Required work:
Transcribe the listing exactly, leaving out every picture.

— BEGIN Supplied material —

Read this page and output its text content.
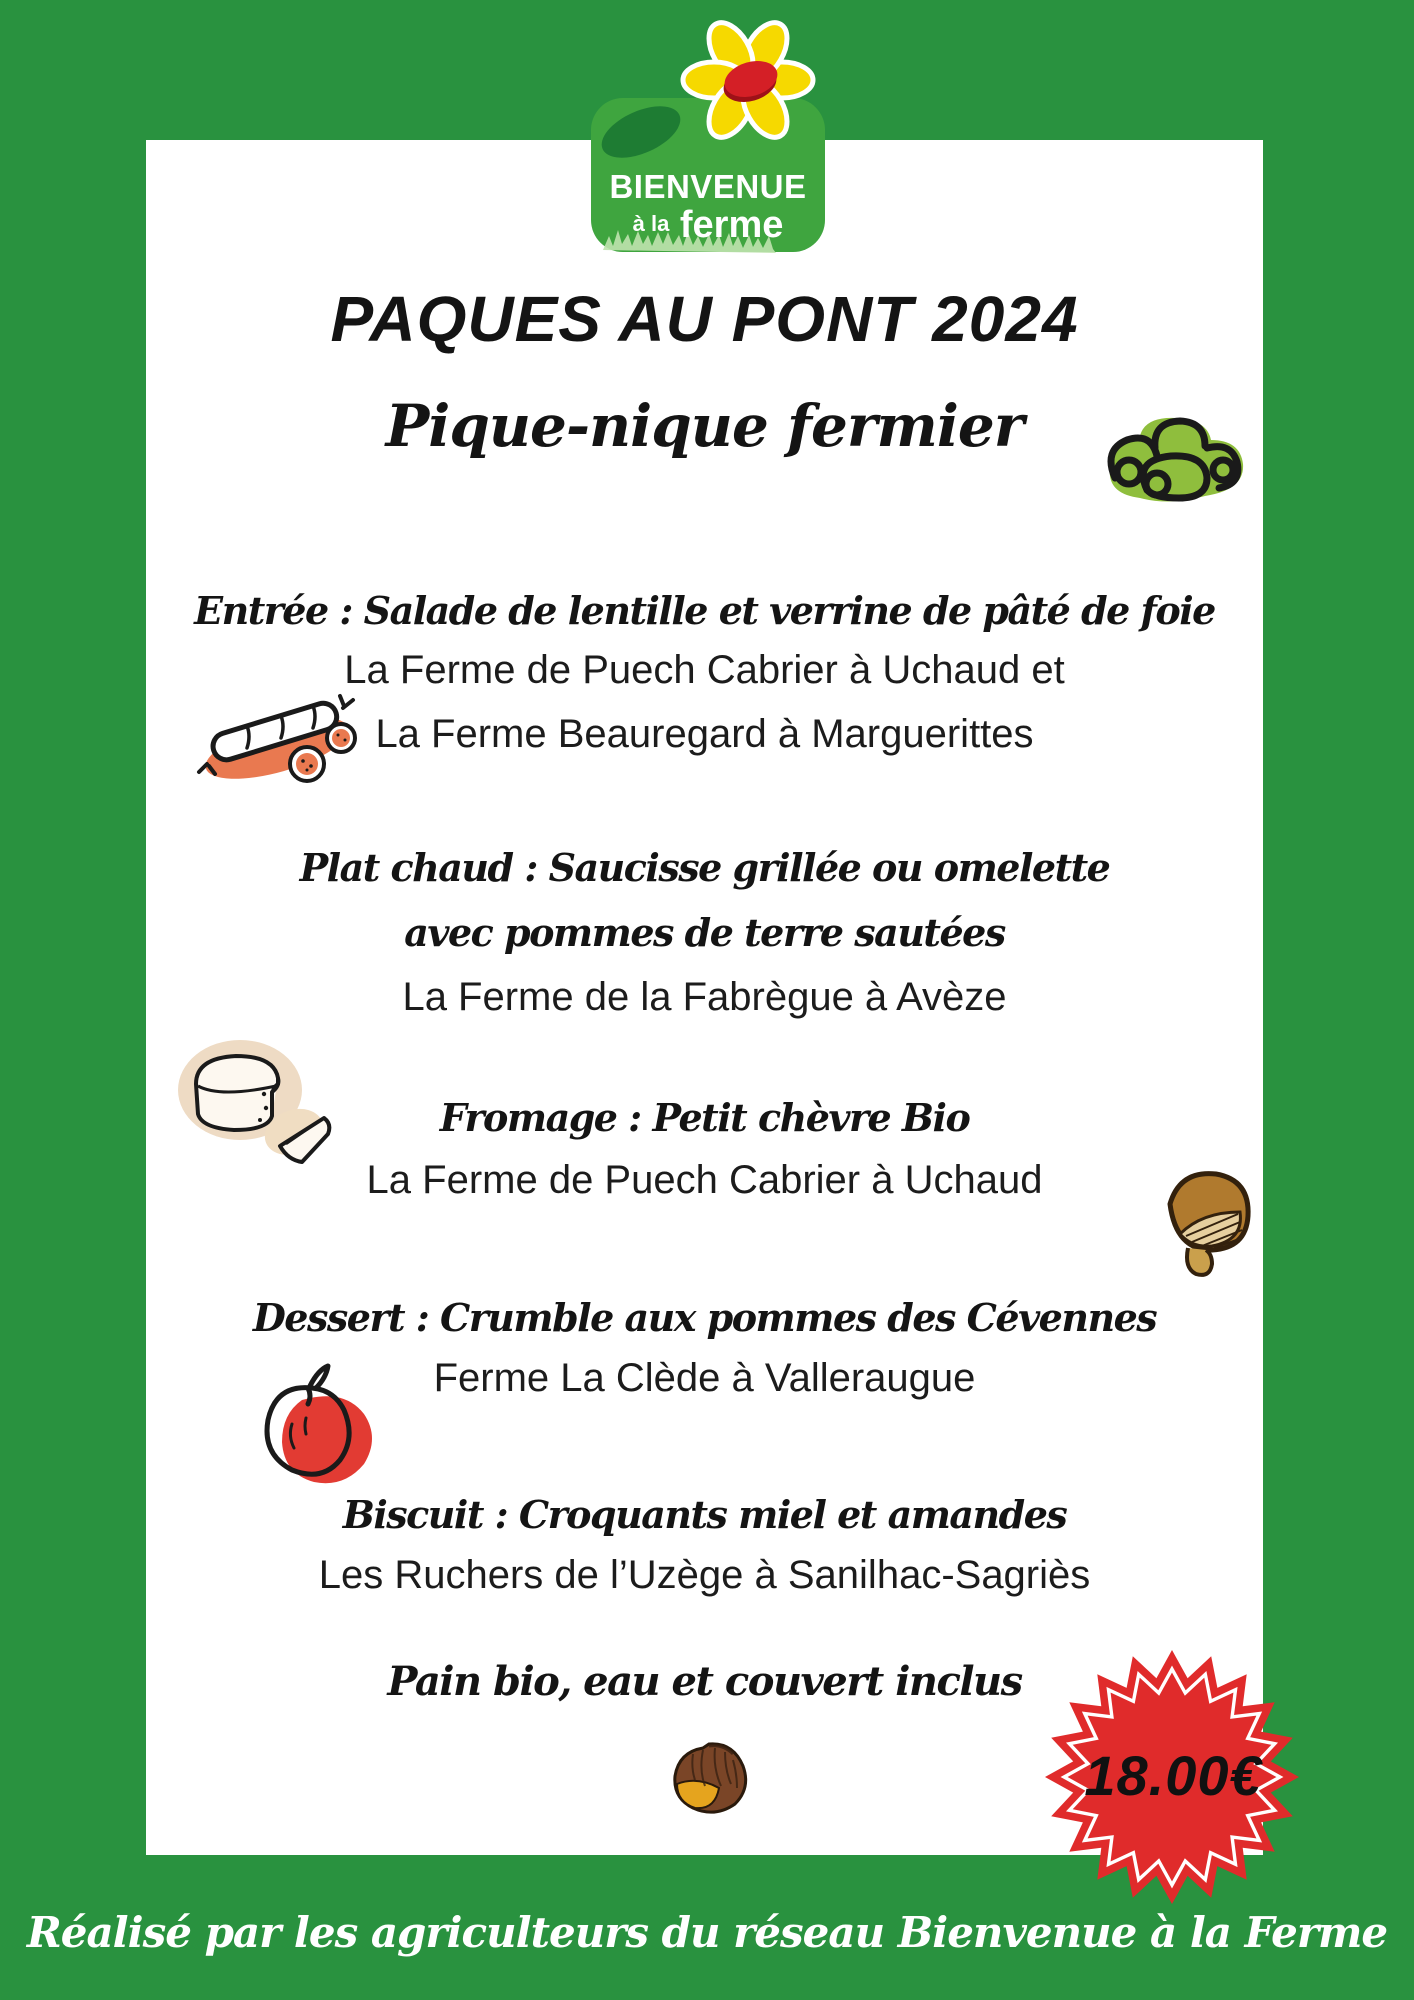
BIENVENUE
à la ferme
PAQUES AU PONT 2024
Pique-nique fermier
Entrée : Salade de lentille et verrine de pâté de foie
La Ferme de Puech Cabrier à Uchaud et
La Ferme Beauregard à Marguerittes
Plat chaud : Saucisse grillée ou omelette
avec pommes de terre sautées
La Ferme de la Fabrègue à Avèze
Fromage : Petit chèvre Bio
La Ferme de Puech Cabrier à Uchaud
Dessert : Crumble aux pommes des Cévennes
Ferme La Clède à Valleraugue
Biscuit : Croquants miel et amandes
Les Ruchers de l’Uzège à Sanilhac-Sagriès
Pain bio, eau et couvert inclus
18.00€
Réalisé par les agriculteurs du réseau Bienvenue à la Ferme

— END Supplied material —

Final result:
Read this page and output its text content.
BIENVENUE
à la ferme
PAQUES AU PONT 2024
Pique-nique fermier
Entrée : Salade de lentille et verrine de pâté de foie
La Ferme de Puech Cabrier à Uchaud et
La Ferme Beauregard à Marguerittes
Plat chaud : Saucisse grillée ou omelette
avec pommes de terre sautées
La Ferme de la Fabrègue à Avèze
Fromage : Petit chèvre Bio
La Ferme de Puech Cabrier à Uchaud
Dessert : Crumble aux pommes des Cévennes
Ferme La Clède à Valleraugue
Biscuit : Croquants miel et amandes
Les Ruchers de l’Uzège à Sanilhac-Sagriès
Pain bio, eau et couvert inclus
18.00€
Réalisé par les agriculteurs du réseau Bienvenue à la Ferme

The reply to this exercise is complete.